Given problem >> The entries that follow should be written out exactly.

Extracted information >>

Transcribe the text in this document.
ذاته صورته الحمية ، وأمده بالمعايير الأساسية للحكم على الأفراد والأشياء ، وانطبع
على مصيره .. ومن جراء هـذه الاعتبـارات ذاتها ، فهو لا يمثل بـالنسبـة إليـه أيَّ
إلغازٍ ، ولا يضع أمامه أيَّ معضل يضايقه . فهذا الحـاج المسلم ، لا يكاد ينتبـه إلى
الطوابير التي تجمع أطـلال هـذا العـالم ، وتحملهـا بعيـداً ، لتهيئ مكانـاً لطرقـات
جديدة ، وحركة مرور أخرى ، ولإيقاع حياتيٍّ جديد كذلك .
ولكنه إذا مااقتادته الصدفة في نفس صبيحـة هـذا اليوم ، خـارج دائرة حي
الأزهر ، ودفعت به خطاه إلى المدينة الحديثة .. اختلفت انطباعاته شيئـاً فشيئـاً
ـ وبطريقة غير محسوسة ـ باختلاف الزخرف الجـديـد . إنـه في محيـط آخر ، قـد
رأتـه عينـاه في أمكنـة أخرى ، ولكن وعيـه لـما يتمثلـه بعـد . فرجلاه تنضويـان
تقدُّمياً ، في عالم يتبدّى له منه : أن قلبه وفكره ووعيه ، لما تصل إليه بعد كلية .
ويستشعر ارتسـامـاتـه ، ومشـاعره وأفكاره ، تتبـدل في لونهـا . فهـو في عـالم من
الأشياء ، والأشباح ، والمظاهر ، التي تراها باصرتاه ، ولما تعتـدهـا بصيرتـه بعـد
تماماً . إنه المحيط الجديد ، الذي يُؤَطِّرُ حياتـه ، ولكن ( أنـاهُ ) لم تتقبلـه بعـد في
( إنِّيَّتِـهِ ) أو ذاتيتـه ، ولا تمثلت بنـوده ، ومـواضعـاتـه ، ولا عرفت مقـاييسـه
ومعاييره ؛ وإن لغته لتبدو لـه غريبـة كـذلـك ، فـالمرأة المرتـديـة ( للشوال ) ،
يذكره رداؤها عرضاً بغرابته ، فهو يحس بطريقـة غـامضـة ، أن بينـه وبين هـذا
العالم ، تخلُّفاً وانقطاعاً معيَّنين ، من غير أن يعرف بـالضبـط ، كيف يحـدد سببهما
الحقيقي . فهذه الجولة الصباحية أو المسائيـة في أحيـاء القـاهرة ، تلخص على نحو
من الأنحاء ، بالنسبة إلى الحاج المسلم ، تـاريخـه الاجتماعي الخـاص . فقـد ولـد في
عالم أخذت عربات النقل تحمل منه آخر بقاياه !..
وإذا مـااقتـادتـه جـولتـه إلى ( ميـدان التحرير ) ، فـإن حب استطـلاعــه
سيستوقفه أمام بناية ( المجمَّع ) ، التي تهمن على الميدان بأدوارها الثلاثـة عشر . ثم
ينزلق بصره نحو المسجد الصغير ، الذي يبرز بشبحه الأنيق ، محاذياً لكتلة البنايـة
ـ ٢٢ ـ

Result of the exercise >>
Transcribe the text in this document.
ذاته صورته الحمية ، وأمده بالمعايير الأساسية للحكم على الأفراد والأشياء ، وانطبع
على مصيره .. ومن جراء هـذه الاعتبـارات ذاتها ، فهو لا يمثل بـالنسبـة إليـه أيَّ
إلغازٍ ، ولا يضع أمامه أيَّ معضل يضايقه . فهذا الحـاج المسلم ، لا يكاد ينتبـه إلى
الطوابير التي تجمع أطـلال هـذا العـالم ، وتحملهـا بعيـداً ، لتهيئ مكانـاً لطرقـات
جديدة ، وحركة مرور أخرى ، ولإيقاع حياتيٍّ جديد كذلك .
ولكنه إذا مااقتادته الصدفة في نفس صبيحـة هـذا اليوم ، خـارج دائرة حي
الأزهر ، ودفعت به خطاه إلى المدينة الحديثة .. اختلفت انطباعاته شيئـاً فشيئـاً
ـ وبطريقة غير محسوسة ـ باختلاف الزخرف الجـديـد . إنـه في محيـط آخر ، قـد
رأتـه عينـاه في أمكنـة أخرى ، ولكن وعيـه لـما يتمثلـه بعـد . فرجلاه تنضويـان
تقدُّمياً ، في عالم يتبدّى له منه : أن قلبه وفكره ووعيه ، لما تصل إليه بعد كلية .
ويستشعر ارتسـامـاتـه ، ومشـاعره وأفكاره ، تتبـدل في لونهـا . فهـو في عـالم من
الأشياء ، والأشباح ، والمظاهر ، التي تراها باصرتاه ، ولما تعتـدهـا بصيرتـه بعـد
تماماً . إنه المحيط الجديد ، الذي يُؤَطِّرُ حياتـه ، ولكن ( أنـاهُ ) لم تتقبلـه بعـد في
( إنِّيَّتِـهِ ) أو ذاتيتـه ، ولا تمثلت بنـوده ، ومـواضعـاتـه ، ولا عرفت مقـاييسـه
ومعاييره ؛ وإن لغته لتبدو لـه غريبـة كـذلـك ، فـالمرأة المرتـديـة ( للشوال ) ،
يذكره رداؤها عرضاً بغرابته ، فهو يحس بطريقـة غـامضـة ، أن بينـه وبين هـذا
العالم ، تخلُّفاً وانقطاعاً معيَّنين ، من غير أن يعرف بـالضبـط ، كيف يحـدد سببهما
الحقيقي . فهذه الجولة الصباحية أو المسائيـة في أحيـاء القـاهرة ، تلخص على نحو
من الأنحاء ، بالنسبة إلى الحاج المسلم ، تـاريخـه الاجتماعي الخـاص . فقـد ولـد في
عالم أخذت عربات النقل تحمل منه آخر بقاياه !..
وإذا مـااقتـادتـه جـولتـه إلى ( ميـدان التحرير ) ، فـإن حب استطـلاعــه
سيستوقفه أمام بناية ( المجمَّع ) ، التي تهمن على الميدان بأدوارها الثلاثـة عشر . ثم
ينزلق بصره نحو المسجد الصغير ، الذي يبرز بشبحه الأنيق ، محاذياً لكتلة البنايـة
ـ ٢٢ ـ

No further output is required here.